### Task objective
Can you print the data exactly and leave out each image?

[Figure data in JSON]
####

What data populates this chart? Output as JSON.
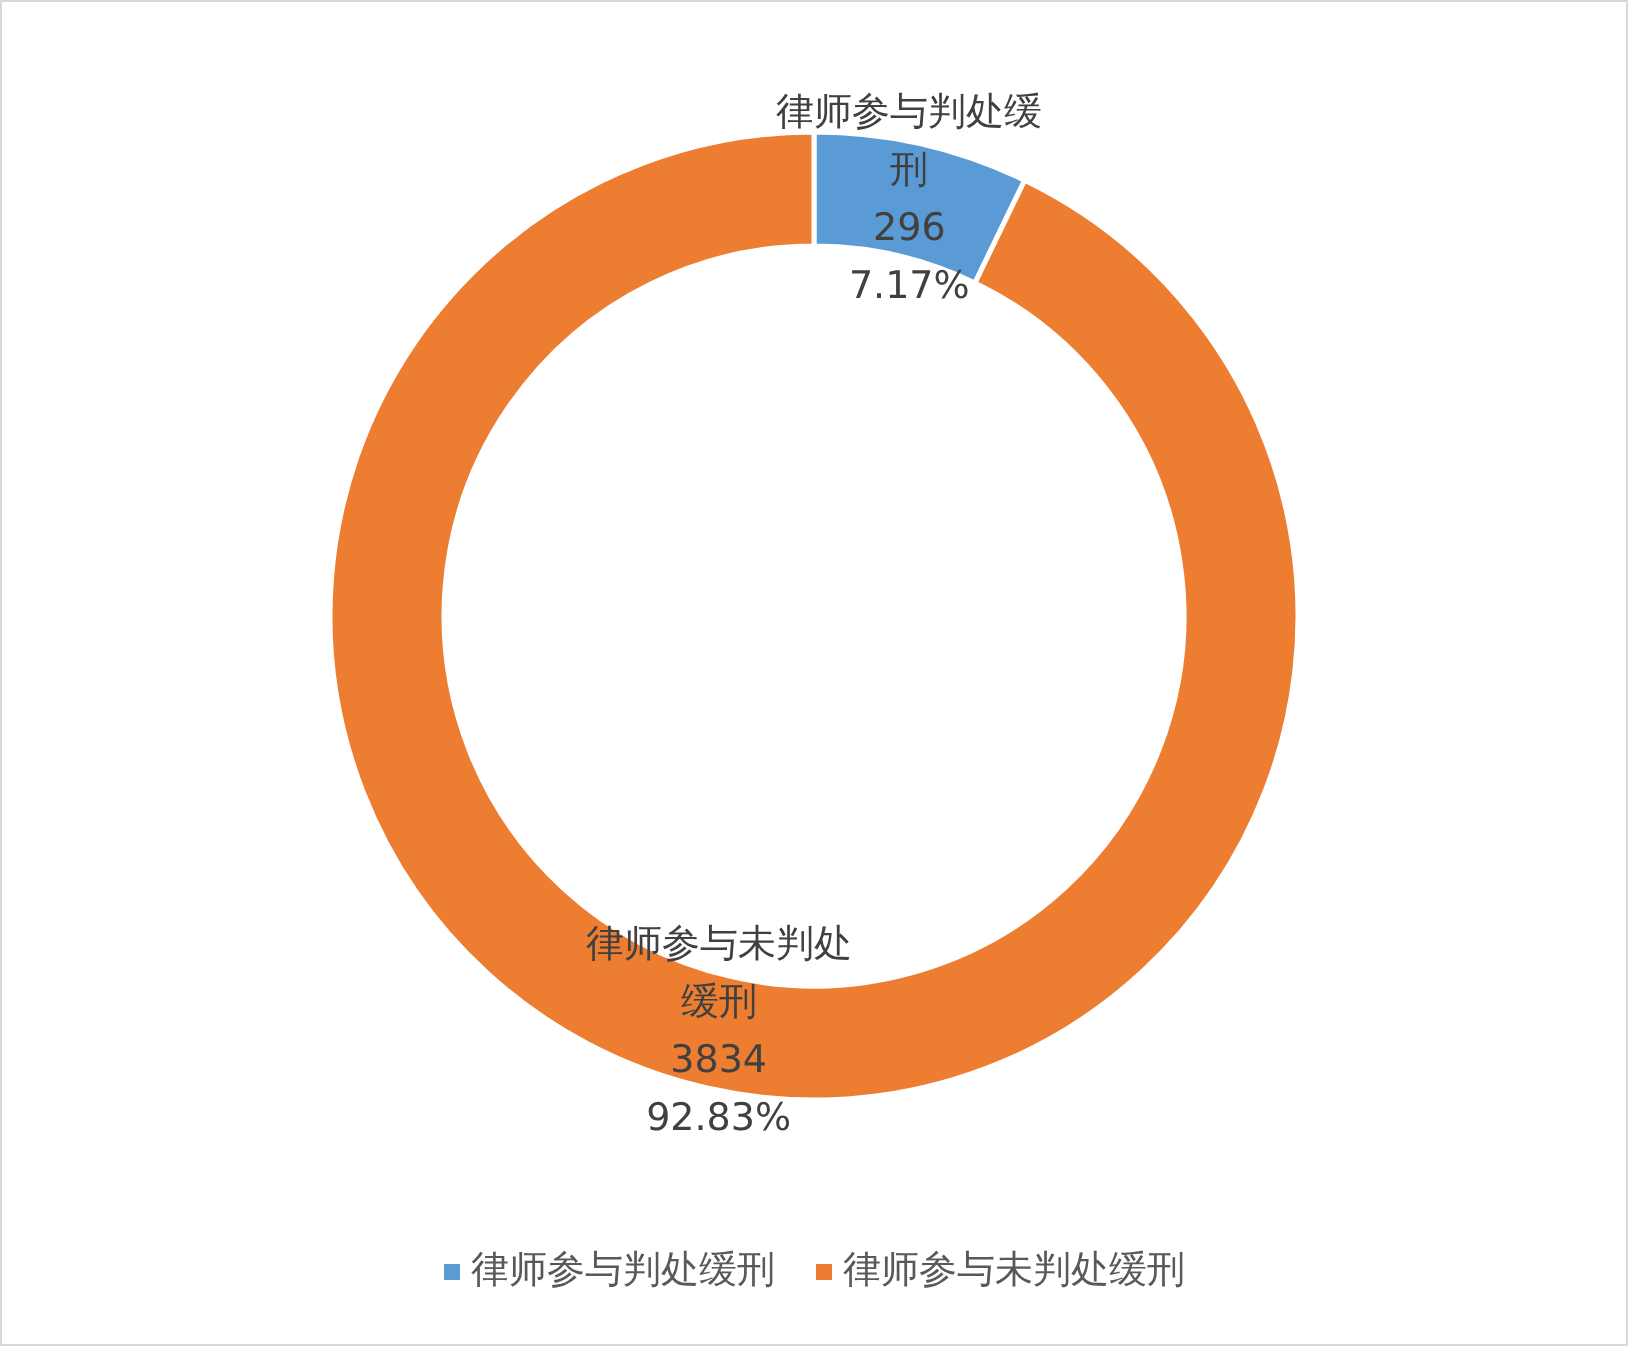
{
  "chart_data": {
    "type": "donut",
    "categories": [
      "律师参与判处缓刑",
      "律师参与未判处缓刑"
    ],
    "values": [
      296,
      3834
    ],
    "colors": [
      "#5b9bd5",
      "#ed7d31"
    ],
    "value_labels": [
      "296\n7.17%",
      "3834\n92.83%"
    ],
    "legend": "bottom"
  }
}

####

### Result of the exercise
What data populates this chart? Output as JSON.
{
  "chart_data": {
    "type": "donut",
    "categories": [
      "律师参与判处缓刑",
      "律师参与未判处缓刑"
    ],
    "values": [
      296,
      3834
    ],
    "colors": [
      "#5b9bd5",
      "#ed7d31"
    ],
    "value_labels": [
      "296\n7.17%",
      "3834\n92.83%"
    ],
    "legend": "bottom"
  }
}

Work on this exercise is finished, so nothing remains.